- **WHAT THE TASK REQUIRES**
Check each line of the listing for the string "name", count the lines that have it, and answer with that number only.
======== STORED RECORDS ========
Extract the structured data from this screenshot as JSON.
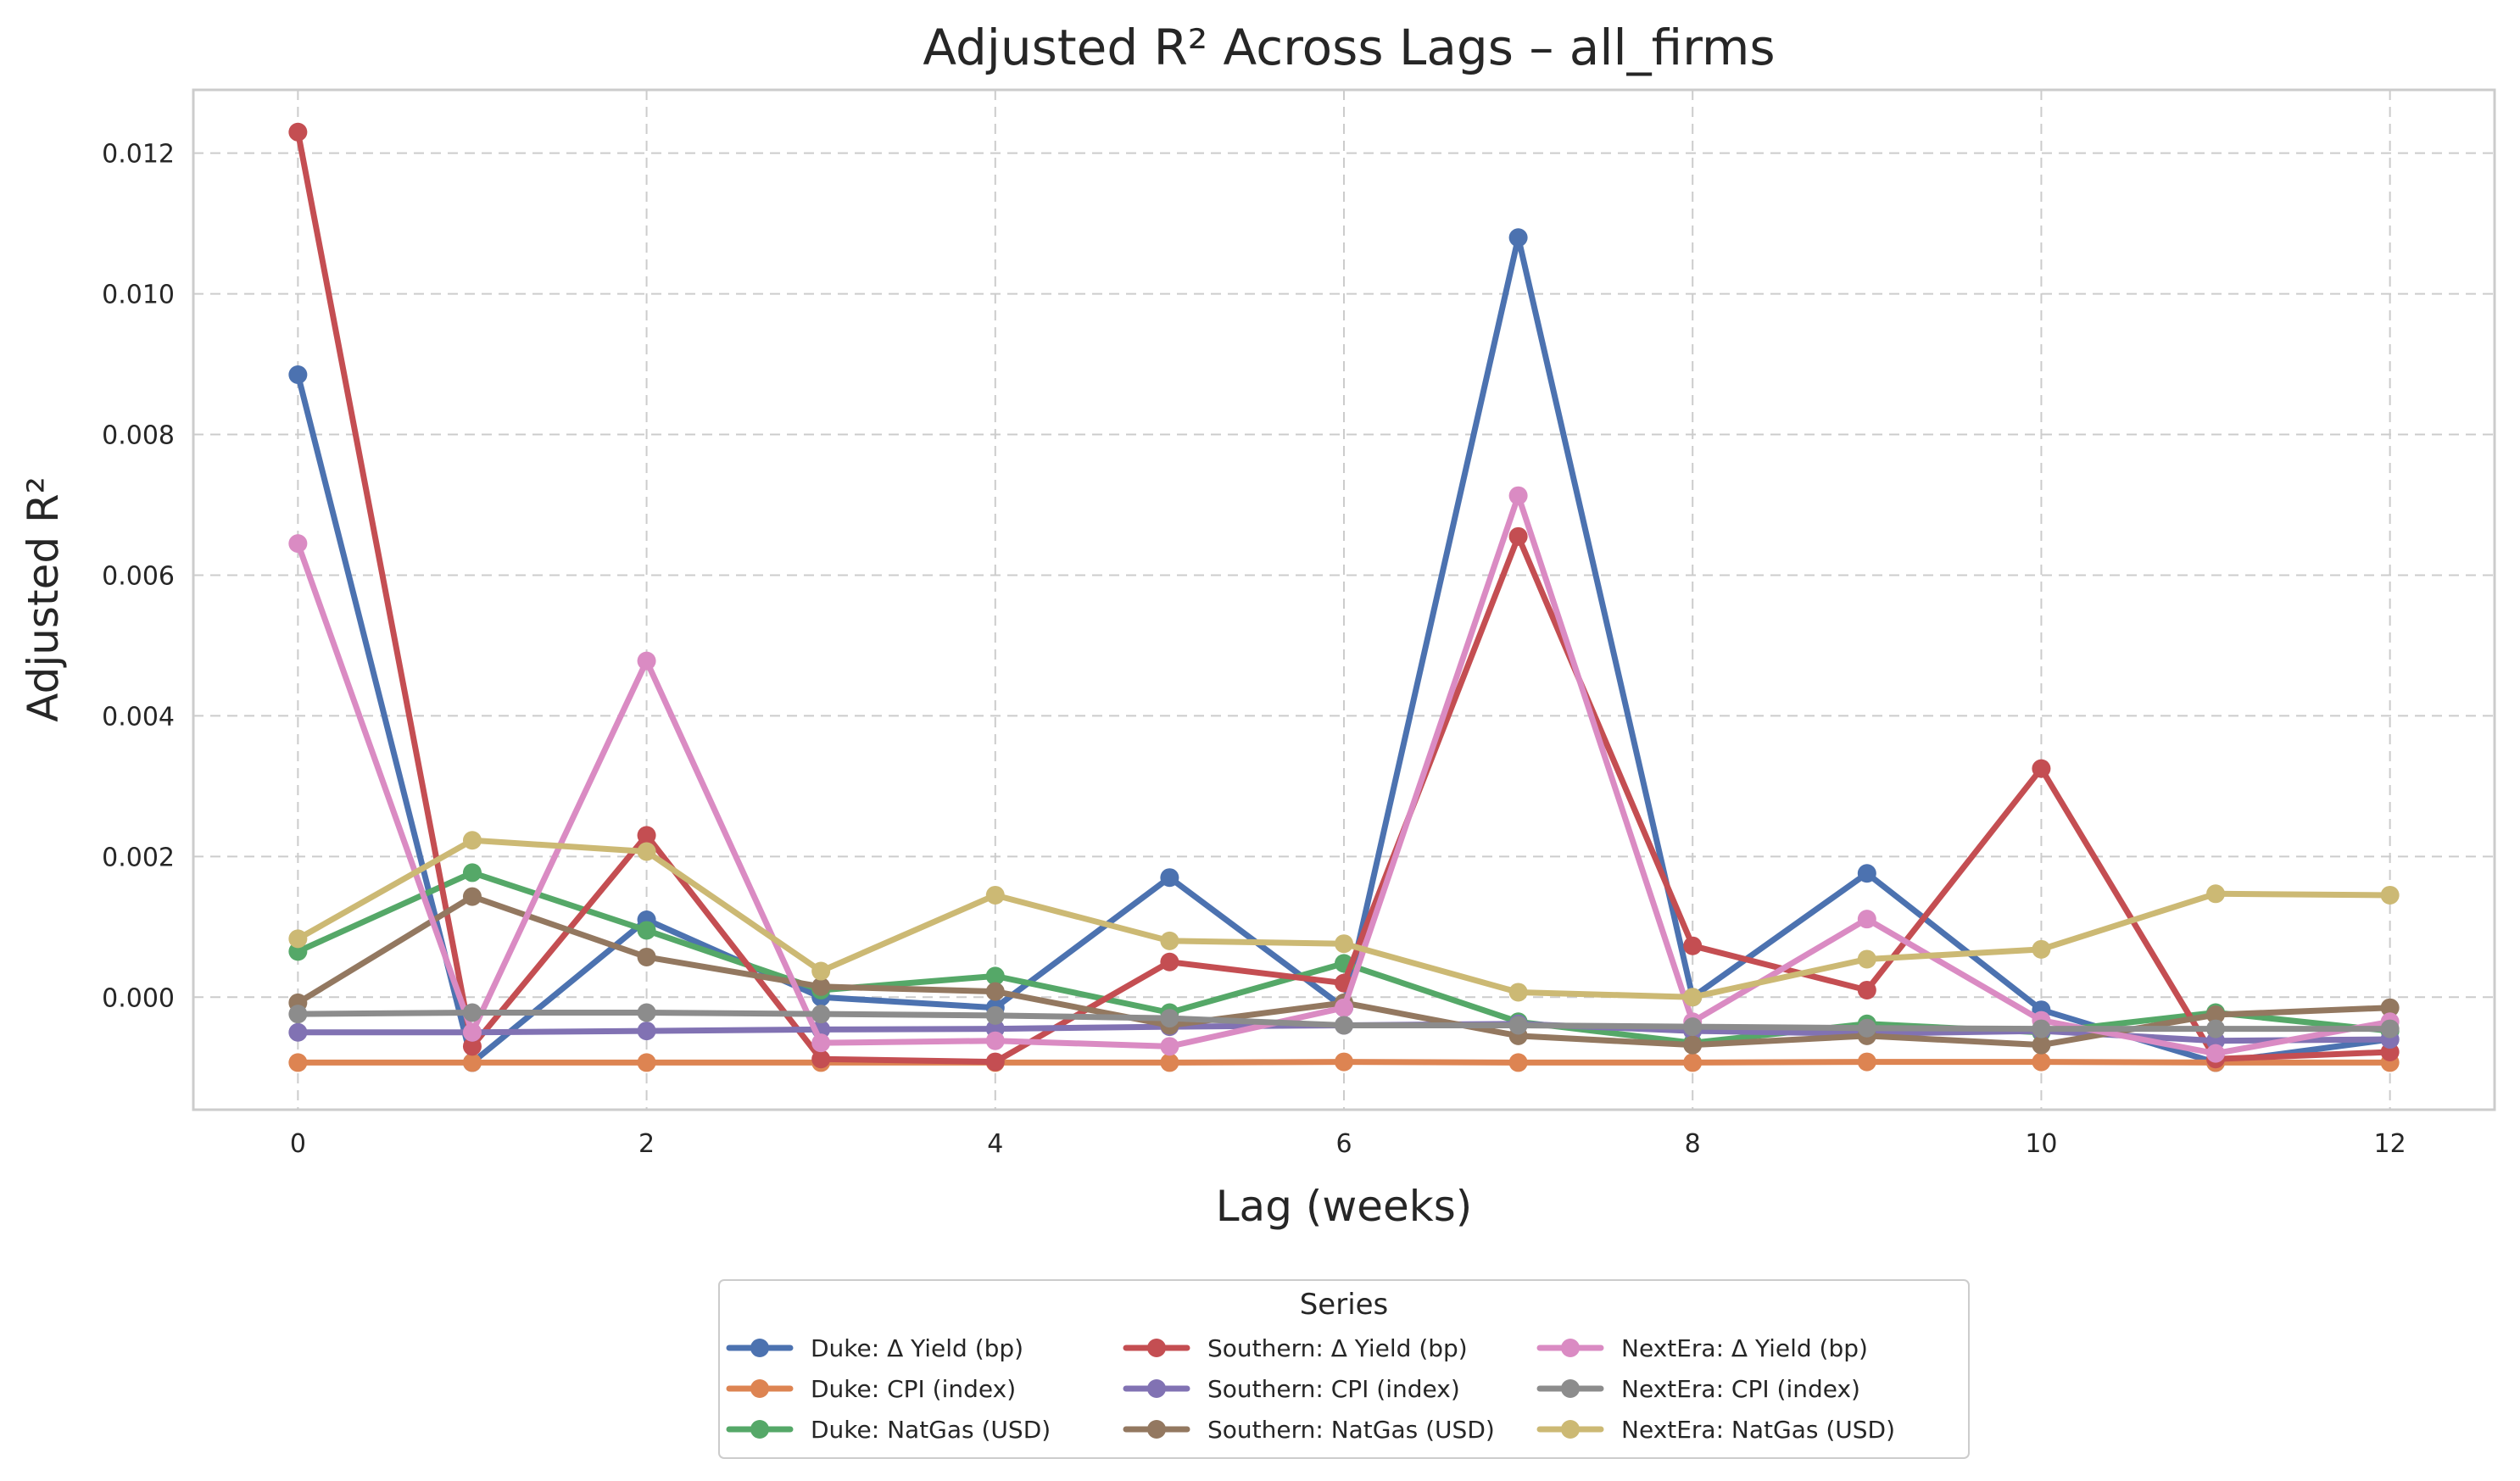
{
  "chart_data": {
    "type": "line",
    "title": "Adjusted R² Across Lags – all_firms",
    "xlabel": "Lag (weeks)",
    "ylabel": "Adjusted R²",
    "x": [
      0,
      1,
      2,
      3,
      4,
      5,
      6,
      7,
      8,
      9,
      10,
      11,
      12
    ],
    "xticks": [
      0,
      2,
      4,
      6,
      8,
      10,
      12
    ],
    "xtick_labels": [
      "0",
      "2",
      "4",
      "6",
      "8",
      "10",
      "12"
    ],
    "yticks": [
      0.0,
      0.002,
      0.004,
      0.006,
      0.008,
      0.01,
      0.012
    ],
    "ytick_labels": [
      "0.000",
      "0.002",
      "0.004",
      "0.006",
      "0.008",
      "0.010",
      "0.012"
    ],
    "xlim": [
      -0.6,
      12.6
    ],
    "ylim": [
      -0.0016,
      0.0129
    ],
    "grid": true,
    "legend_title": "Series",
    "legend_position": "bottom-center",
    "series": [
      {
        "name": "Duke: Δ Yield (bp)",
        "color": "#4c72b0",
        "values": [
          0.00885,
          -0.00093,
          0.0011,
          0.0,
          -0.00015,
          0.0017,
          -0.00015,
          0.0108,
          0.0,
          0.00176,
          -0.00018,
          -0.00093,
          -0.0006
        ]
      },
      {
        "name": "Duke: CPI (index)",
        "color": "#dd8452",
        "values": [
          -0.00093,
          -0.00093,
          -0.00093,
          -0.00093,
          -0.00093,
          -0.00093,
          -0.00092,
          -0.00093,
          -0.00093,
          -0.00092,
          -0.00092,
          -0.00093,
          -0.00093
        ]
      },
      {
        "name": "Duke: NatGas (USD)",
        "color": "#55a868",
        "values": [
          0.00065,
          0.00177,
          0.00095,
          0.0001,
          0.0003,
          -0.00022,
          0.00048,
          -0.00035,
          -0.00065,
          -0.00038,
          -0.0005,
          -0.00022,
          -0.00048
        ]
      },
      {
        "name": "Southern: Δ Yield (bp)",
        "color": "#c44e52",
        "values": [
          0.0123,
          -0.0007,
          0.0023,
          -0.00088,
          -0.00092,
          0.0005,
          0.0002,
          0.00655,
          0.00073,
          0.0001,
          0.00325,
          -0.00088,
          -0.00078
        ]
      },
      {
        "name": "Southern: CPI (index)",
        "color": "#8172b3",
        "values": [
          -0.0005,
          -0.0005,
          -0.00048,
          -0.00046,
          -0.00045,
          -0.00042,
          -0.0004,
          -0.00038,
          -0.00048,
          -0.00052,
          -0.00048,
          -0.00062,
          -0.0006
        ]
      },
      {
        "name": "Southern: NatGas (USD)",
        "color": "#937860",
        "values": [
          -8e-05,
          0.00143,
          0.00057,
          0.00015,
          8e-05,
          -0.0004,
          -8e-05,
          -0.00055,
          -0.00068,
          -0.00055,
          -0.00068,
          -0.00025,
          -0.00015
        ]
      },
      {
        "name": "NextEra: Δ Yield (bp)",
        "color": "#da8bc3",
        "values": [
          0.00645,
          -0.0005,
          0.00478,
          -0.00065,
          -0.00062,
          -0.0007,
          -0.00015,
          0.00713,
          -0.00035,
          0.00111,
          -0.00033,
          -0.0008,
          -0.00035
        ]
      },
      {
        "name": "NextEra: CPI (index)",
        "color": "#8c8c8c",
        "values": [
          -0.00024,
          -0.00022,
          -0.00022,
          -0.00024,
          -0.00026,
          -0.0003,
          -0.0004,
          -0.0004,
          -0.00042,
          -0.00044,
          -0.00045,
          -0.00045,
          -0.00045
        ]
      },
      {
        "name": "NextEra: NatGas (USD)",
        "color": "#ccb974",
        "values": [
          0.00083,
          0.00223,
          0.00207,
          0.00037,
          0.00145,
          0.0008,
          0.00076,
          7e-05,
          0.0,
          0.00054,
          0.00068,
          0.00147,
          0.00145
        ]
      }
    ]
  }
}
========
- **RESULT OF THIS TASK**
9